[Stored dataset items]
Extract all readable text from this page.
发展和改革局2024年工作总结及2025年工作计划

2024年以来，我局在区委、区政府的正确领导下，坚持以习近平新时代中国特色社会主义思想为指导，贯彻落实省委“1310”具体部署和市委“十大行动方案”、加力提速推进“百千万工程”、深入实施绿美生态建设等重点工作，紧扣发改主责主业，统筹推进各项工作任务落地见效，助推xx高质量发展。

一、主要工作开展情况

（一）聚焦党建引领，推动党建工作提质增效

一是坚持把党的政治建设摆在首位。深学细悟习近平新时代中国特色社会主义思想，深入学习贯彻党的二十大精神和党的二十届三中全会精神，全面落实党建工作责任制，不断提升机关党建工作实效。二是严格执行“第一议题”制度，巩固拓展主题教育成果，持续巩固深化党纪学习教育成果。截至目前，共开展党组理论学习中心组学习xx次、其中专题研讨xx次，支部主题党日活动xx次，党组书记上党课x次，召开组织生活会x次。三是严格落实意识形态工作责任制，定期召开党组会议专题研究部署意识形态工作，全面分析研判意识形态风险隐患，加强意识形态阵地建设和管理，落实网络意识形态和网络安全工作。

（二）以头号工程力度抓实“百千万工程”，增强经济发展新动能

GIVEN INSTRUCTION: Your task is to extract all of the records exactly.

REPLY TO THE TASK:
Extract all readable text from this page.
发展和改革局2024年工作总结及2025年工作计划

2024年以来，我局在区委、区政府的正确领导下，坚持以习近平新时代中国特色社会主义思想为指导，贯彻落实省委“1310”具体部署和市委“十大行动方案”、加力提速推进“百千万工程”、深入实施绿美生态建设等重点工作，紧扣发改主责主业，统筹推进各项工作任务落地见效，助推xx高质量发展。

一、主要工作开展情况

（一）聚焦党建引领，推动党建工作提质增效

一是坚持把党的政治建设摆在首位。深学细悟习近平新时代中国特色社会主义思想，深入学习贯彻党的二十大精神和党的二十届三中全会精神，全面落实党建工作责任制，不断提升机关党建工作实效。二是严格执行“第一议题”制度，巩固拓展主题教育成果，持续巩固深化党纪学习教育成果。截至目前，共开展党组理论学习中心组学习xx次、其中专题研讨xx次，支部主题党日活动xx次，党组书记上党课x次，召开组织生活会x次。三是严格落实意识形态工作责任制，定期召开党组会议专题研究部署意识形态工作，全面分析研判意识形态风险隐患，加强意识形态阵地建设和管理，落实网络意识形态和网络安全工作。

（二）以头号工程力度抓实“百千万工程”，增强经济发展新动能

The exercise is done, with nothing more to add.